[start]
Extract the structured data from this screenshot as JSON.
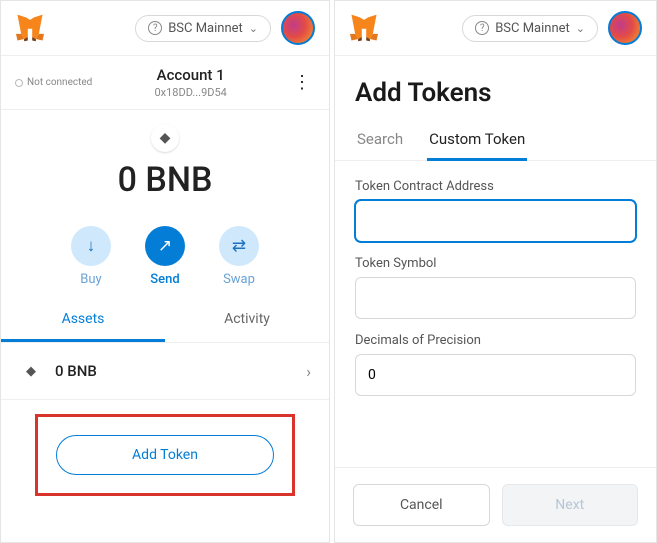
{
  "left": {
    "network_label": "BSC Mainnet",
    "connection_status": "Not connected",
    "account_name": "Account 1",
    "account_address": "0x18DD...9D54",
    "balance_text": "0 BNB",
    "actions": {
      "buy": "Buy",
      "send": "Send",
      "swap": "Swap"
    },
    "tabs": {
      "assets": "Assets",
      "activity": "Activity"
    },
    "asset_row_label": "0 BNB",
    "add_token_label": "Add Token"
  },
  "right": {
    "network_label": "BSC Mainnet",
    "title": "Add Tokens",
    "tabs": {
      "search": "Search",
      "custom": "Custom Token"
    },
    "form": {
      "address_label": "Token Contract Address",
      "address_value": "",
      "symbol_label": "Token Symbol",
      "symbol_value": "",
      "decimals_label": "Decimals of Precision",
      "decimals_value": "0"
    },
    "footer": {
      "cancel": "Cancel",
      "next": "Next"
    }
  }
}
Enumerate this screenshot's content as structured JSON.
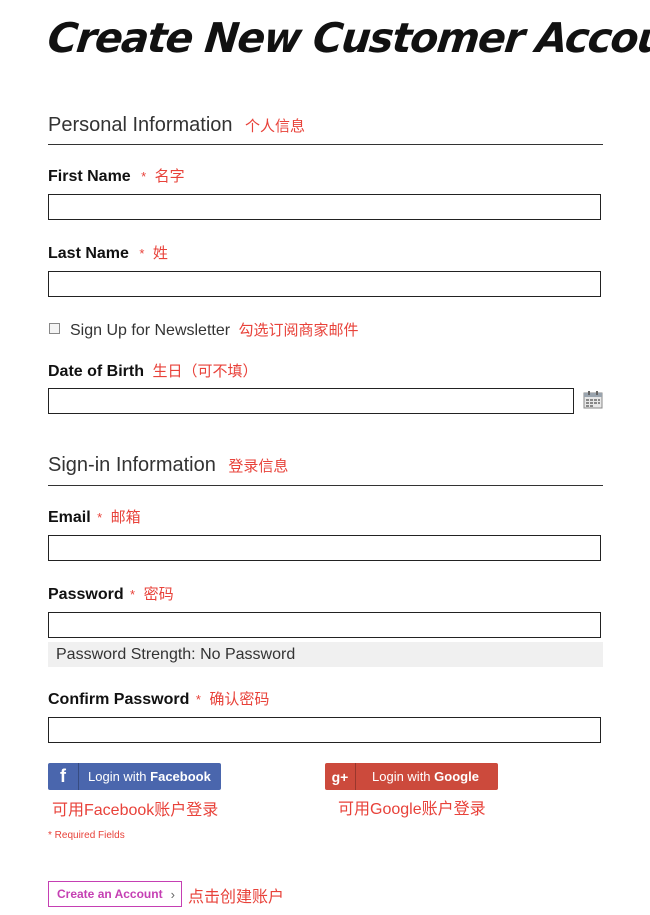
{
  "page": {
    "title": "Create New Customer Account"
  },
  "personal": {
    "section_title": "Personal Information",
    "section_note": "个人信息",
    "first_name": {
      "label": "First Name",
      "required_mark": "*",
      "note": "名字",
      "value": ""
    },
    "last_name": {
      "label": "Last Name",
      "required_mark": "*",
      "note": "姓",
      "value": ""
    },
    "newsletter": {
      "label": "Sign Up for Newsletter",
      "note": "勾选订阅商家邮件",
      "checked": false
    },
    "dob": {
      "label": "Date of Birth",
      "note": "生日（可不填）",
      "value": "",
      "icon": "calendar-icon"
    }
  },
  "signin": {
    "section_title": "Sign-in Information",
    "section_note": "登录信息",
    "email": {
      "label": "Email",
      "required_mark": "*",
      "note": "邮箱",
      "value": ""
    },
    "password": {
      "label": "Password",
      "required_mark": "*",
      "note": "密码",
      "value": ""
    },
    "strength": "Password Strength: No Password",
    "confirm": {
      "label": "Confirm Password",
      "required_mark": "*",
      "note": "确认密码",
      "value": ""
    }
  },
  "social": {
    "facebook": {
      "prefix": "Login with ",
      "brand": "Facebook",
      "note": "可用Facebook账户登录",
      "icon_glyph": "f",
      "color": "#4a66ad"
    },
    "google": {
      "prefix": "Login with ",
      "brand": "Google",
      "note": "可用Google账户登录",
      "icon_glyph": "g+",
      "color": "#cc4a3c"
    }
  },
  "footer": {
    "required_note": "* Required Fields",
    "create_button": "Create an Account",
    "create_chevron": "›",
    "create_note": "点击创建账户"
  },
  "colors": {
    "accent_red": "#e8423a",
    "button_magenta": "#c53fb3"
  }
}
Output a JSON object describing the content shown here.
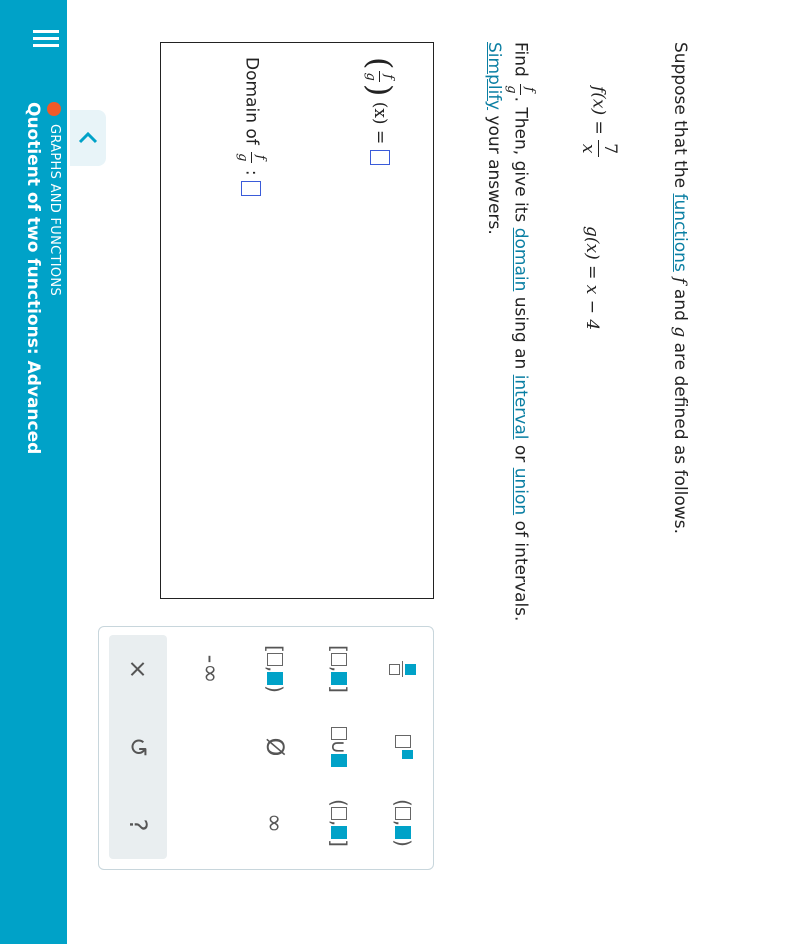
{
  "header": {
    "category": "GRAPHS AND FUNCTIONS",
    "topic": "Quotient of two functions: Advanced"
  },
  "question": {
    "intro_prefix": "Suppose that the",
    "intro_link": "functions",
    "intro_f": "f",
    "intro_and": "and",
    "intro_g": "g",
    "intro_suffix": "are defined as follows.",
    "f_def_lhs": "f(x) =",
    "f_def_num": "7",
    "f_def_den": "x",
    "g_def": "g(x) = x − 4",
    "find_prefix": "Find",
    "find_mid": ". Then, give its",
    "link_domain": "domain",
    "using": "using an",
    "link_interval": "interval",
    "or": "or",
    "link_union": "union",
    "find_suffix": "of intervals.",
    "link_simplify": "Simplify",
    "simplify_suffix": "your answers."
  },
  "answer": {
    "quotient_tail": "(x) =",
    "domain_label": "Domain of",
    "colon": ":"
  },
  "keypad": {
    "keys": [
      "fraction",
      "superscript",
      "open-interval",
      "closed-interval",
      "union",
      "half-open-right",
      "half-closed-left",
      "empty-set",
      "infinity",
      "negative-infinity"
    ],
    "neg_inf": "-∞",
    "inf": "∞",
    "empty": "Ø",
    "clear": "×",
    "undo": "↺",
    "help": "?"
  },
  "colors": {
    "header_bg": "#00a2c8",
    "accent_dot": "#f05a28",
    "link": "#0a7fa3",
    "input_box": "#3a5bd9"
  }
}
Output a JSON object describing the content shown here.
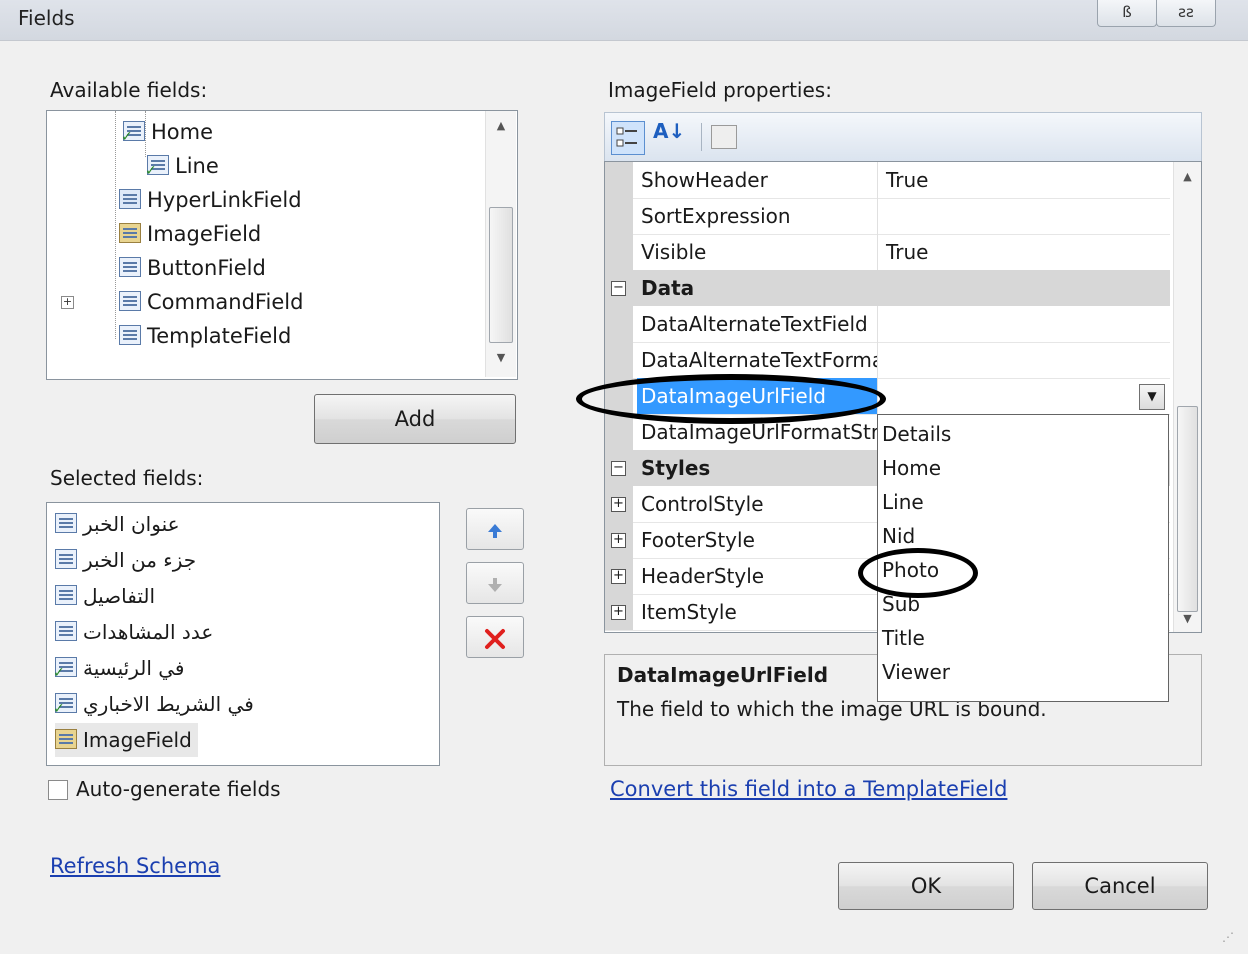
{
  "window": {
    "title": "Fields",
    "minimize_glyph": "ß",
    "restore_glyph": "ƨƨ"
  },
  "available": {
    "label": "Available fields:",
    "items": [
      {
        "label": "Home",
        "icon": "bound-field-check-icon"
      },
      {
        "label": "Line",
        "icon": "bound-field-check-icon"
      },
      {
        "label": "HyperLinkField",
        "icon": "hyperlink-field-icon"
      },
      {
        "label": "ImageField",
        "icon": "image-field-icon"
      },
      {
        "label": "ButtonField",
        "icon": "button-field-icon"
      },
      {
        "label": "CommandField",
        "icon": "command-field-icon"
      },
      {
        "label": "TemplateField",
        "icon": "template-field-icon"
      }
    ],
    "add_label": "Add"
  },
  "selected": {
    "label": "Selected fields:",
    "items": [
      {
        "label": "عنوان الخبر",
        "icon": "bound-field-icon"
      },
      {
        "label": "جزء من الخبر",
        "icon": "bound-field-icon"
      },
      {
        "label": "التفاصيل",
        "icon": "bound-field-icon"
      },
      {
        "label": "عدد المشاهدات",
        "icon": "bound-field-icon"
      },
      {
        "label": "في الرئيسية",
        "icon": "checkbox-field-icon"
      },
      {
        "label": "في الشريط الاخباري",
        "icon": "checkbox-field-icon"
      },
      {
        "label": "ImageField",
        "icon": "image-field-icon"
      }
    ],
    "move_up_icon": "up-arrow-icon",
    "move_down_icon": "down-arrow-icon",
    "delete_icon": "red-x-delete-icon"
  },
  "autogen": {
    "label": "Auto-generate fields",
    "checked": false
  },
  "refresh_label": "Refresh Schema",
  "properties": {
    "label": "ImageField properties:",
    "toolbar": {
      "categorized_icon": "categorized-icon",
      "alphabetical_glyph": "A↓",
      "pages_icon": "property-pages-icon"
    },
    "rows": [
      {
        "name": "ShowHeader",
        "value": "True"
      },
      {
        "name": "SortExpression",
        "value": ""
      },
      {
        "name": "Visible",
        "value": "True"
      }
    ],
    "cat_data": "Data",
    "data_rows": [
      {
        "name": "DataAlternateTextField",
        "value": ""
      },
      {
        "name": "DataAlternateTextFormat",
        "value": ""
      },
      {
        "name": "DataImageUrlField",
        "value": ""
      },
      {
        "name": "DataImageUrlFormatString",
        "value": ""
      }
    ],
    "cat_styles": "Styles",
    "style_rows": [
      {
        "name": "ControlStyle"
      },
      {
        "name": "FooterStyle"
      },
      {
        "name": "HeaderStyle"
      },
      {
        "name": "ItemStyle"
      }
    ],
    "dropdown_options": [
      "Details",
      "Home",
      "Line",
      "Nid",
      "Photo",
      "Sub",
      "Title",
      "Viewer"
    ],
    "description_title": "DataImageUrlField",
    "description_text": "The field to which the image URL is bound."
  },
  "convert_label": "Convert this field into a TemplateField",
  "ok_label": "OK",
  "cancel_label": "Cancel",
  "colors": {
    "selection": "#3399ff",
    "link": "#1b3fb0"
  }
}
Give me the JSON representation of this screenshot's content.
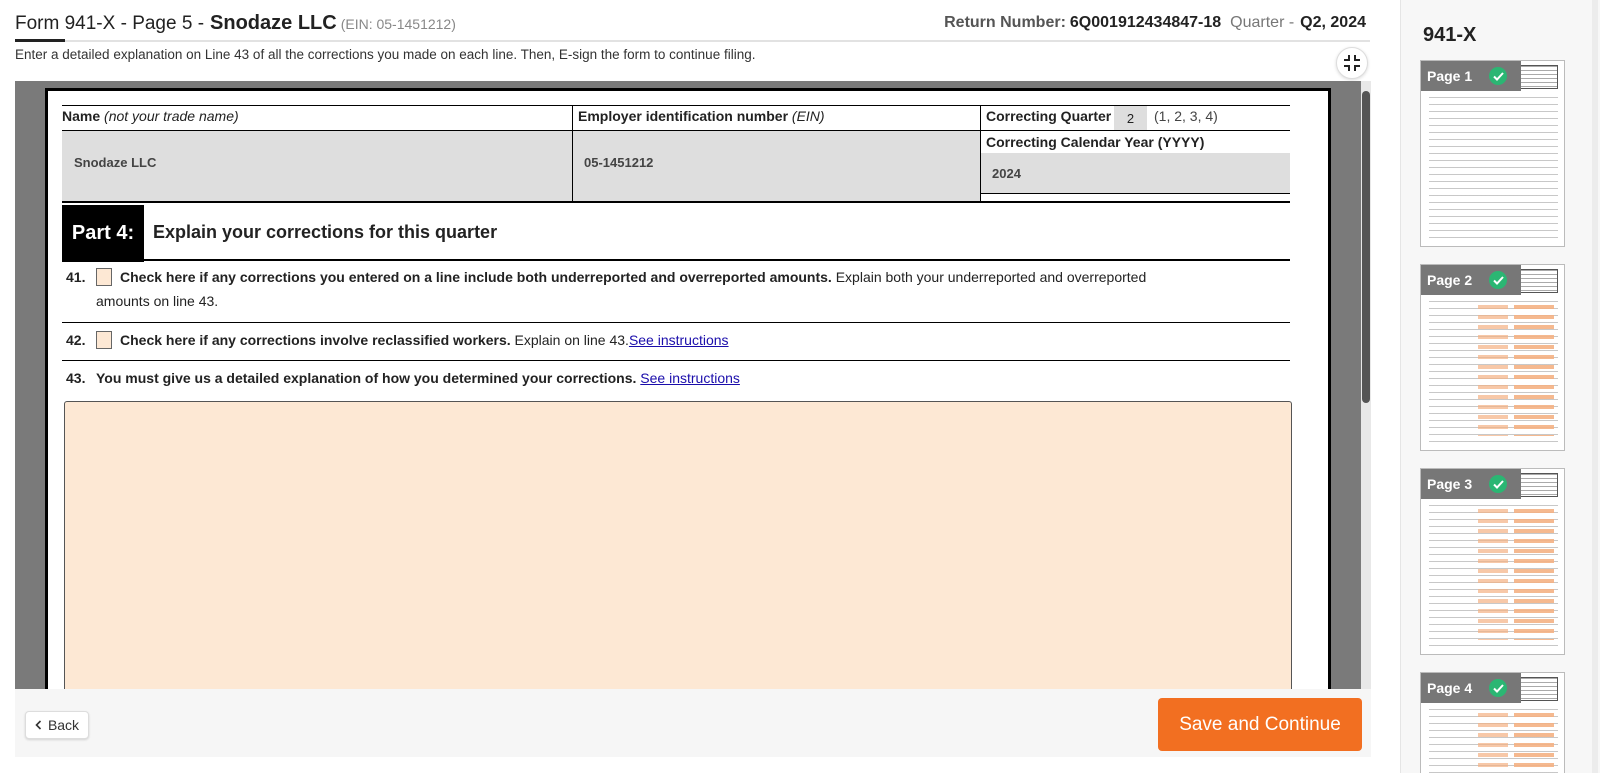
{
  "header": {
    "form_page": "Form 941-X - Page 5 -",
    "company": "Snodaze LLC",
    "ein_paren": "(EIN: 05-1451212)",
    "return_label": "Return Number:",
    "return_number": "6Q001912434847-18",
    "quarter_label": "Quarter -",
    "quarter_value": "Q2, 2024"
  },
  "instruction": "Enter a detailed explanation on Line 43 of all the corrections you made on each line. Then, E-sign the form to continue filing.",
  "form": {
    "name_label": "Name",
    "name_note": "(not your trade name)",
    "ein_label": "Employer identification number",
    "ein_note": "(EIN)",
    "correcting_quarter_label": "Correcting Quarter",
    "correcting_quarter_value": "2",
    "correcting_quarter_options": "(1, 2, 3, 4)",
    "correcting_year_label": "Correcting Calendar Year (YYYY)",
    "correcting_year_value": "2024",
    "name_value": "Snodaze LLC",
    "ein_value": "05-1451212",
    "part_label": "Part 4:",
    "part_title": "Explain your corrections for this quarter",
    "line41_num": "41.",
    "line41_bold": "Check here if any corrections you entered on a line include both underreported and overreported amounts.",
    "line41_text": "Explain both your underreported and overreported",
    "line41_text2": "amounts on line 43.",
    "line42_num": "42.",
    "line42_bold": "Check here if any corrections involve reclassified workers.",
    "line42_text": "Explain on line 43.",
    "line42_link": "See instructions",
    "line43_num": "43.",
    "line43_bold": "You must give us a detailed explanation of how you determined your corrections.",
    "line43_link": "See instructions",
    "explanation_value": ""
  },
  "footer": {
    "back_label": "Back",
    "save_label": "Save and Continue"
  },
  "sidebar": {
    "title": "941-X",
    "pages": [
      {
        "label": "Page 1",
        "completed": true
      },
      {
        "label": "Page 2",
        "completed": true
      },
      {
        "label": "Page 3",
        "completed": true
      },
      {
        "label": "Page 4",
        "completed": true
      }
    ]
  },
  "colors": {
    "accent": "#f26f21",
    "field_fill": "#fde8d4",
    "complete": "#2bb673",
    "link": "#1a0dab"
  },
  "icons": [
    "collapse-icon",
    "chevron-left-icon",
    "check-icon"
  ]
}
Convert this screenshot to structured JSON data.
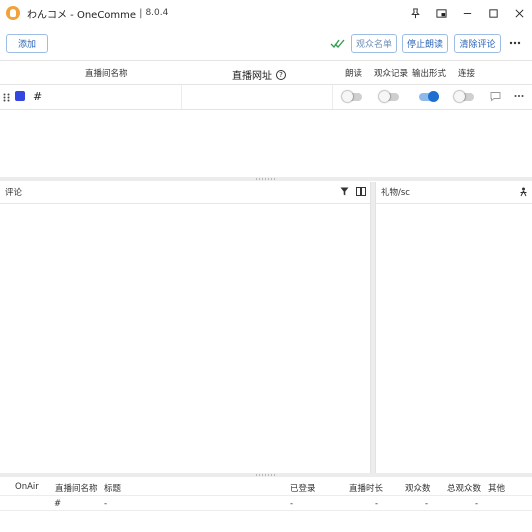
{
  "window": {
    "app_name": "わんコメ - OneComme",
    "separator": "|",
    "version": "8.0.4"
  },
  "toolbar": {
    "add_label": "添加",
    "viewer_list_label": "观众名单",
    "stop_reading_label": "停止朗读",
    "clear_comments_label": "清除评论"
  },
  "rooms_table": {
    "headers": {
      "name": "直播间名称",
      "url": "直播网址",
      "read": "朗读",
      "viewer_log": "观众记录",
      "output_format": "输出形式",
      "connect": "连接"
    },
    "rows": [
      {
        "color": "#3346e0",
        "name": "#",
        "url": "",
        "read_enabled": false,
        "viewer_log_enabled": false,
        "output_format_enabled": true,
        "connect_enabled": false
      }
    ]
  },
  "comments_panel": {
    "title": "评论"
  },
  "gifts_panel": {
    "title": "礼物/sc"
  },
  "stats_table": {
    "headers": {
      "onair": "OnAir",
      "room_name": "直播间名称",
      "title": "标题",
      "logged_in": "已登录",
      "duration": "直播时长",
      "viewers": "观众数",
      "total_viewers": "总观众数",
      "other": "其他"
    },
    "rows": [
      {
        "onair": "",
        "room_name": "#",
        "title": "-",
        "logged_in": "-",
        "duration": "-",
        "viewers": "-",
        "total_viewers": "-",
        "other": ""
      }
    ]
  },
  "icons": {
    "app": "onecomme-app-icon",
    "pin": "pin-icon",
    "picture_in_picture": "picture-in-picture-icon",
    "minimize": "minimize-icon",
    "maximize": "maximize-icon",
    "close": "close-icon",
    "connected_check": "double-check-icon",
    "more": "more-horizontal-icon",
    "help": "help-circle-icon",
    "drag": "drag-handle-icon",
    "chat": "chat-bubble-icon",
    "filter": "filter-icon",
    "columns": "columns-icon",
    "person": "person-icon"
  },
  "colors": {
    "accent": "#2a64b8",
    "toggle_on": "#1f6fd0",
    "check_green": "#2e9b4a",
    "app_icon": "#f2a23a"
  }
}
[end]
PROBLEM REQUIREMENTS
Select and copy every line of the material that holds the string "screenshot".

FINISHED TASK
Extract the structured data from this screenshot as JSON.
Enumerate this screenshot's content as structured JSON.
Give me the JSON representation of this screenshot's content.
Convert this screenshot to structured JSON data.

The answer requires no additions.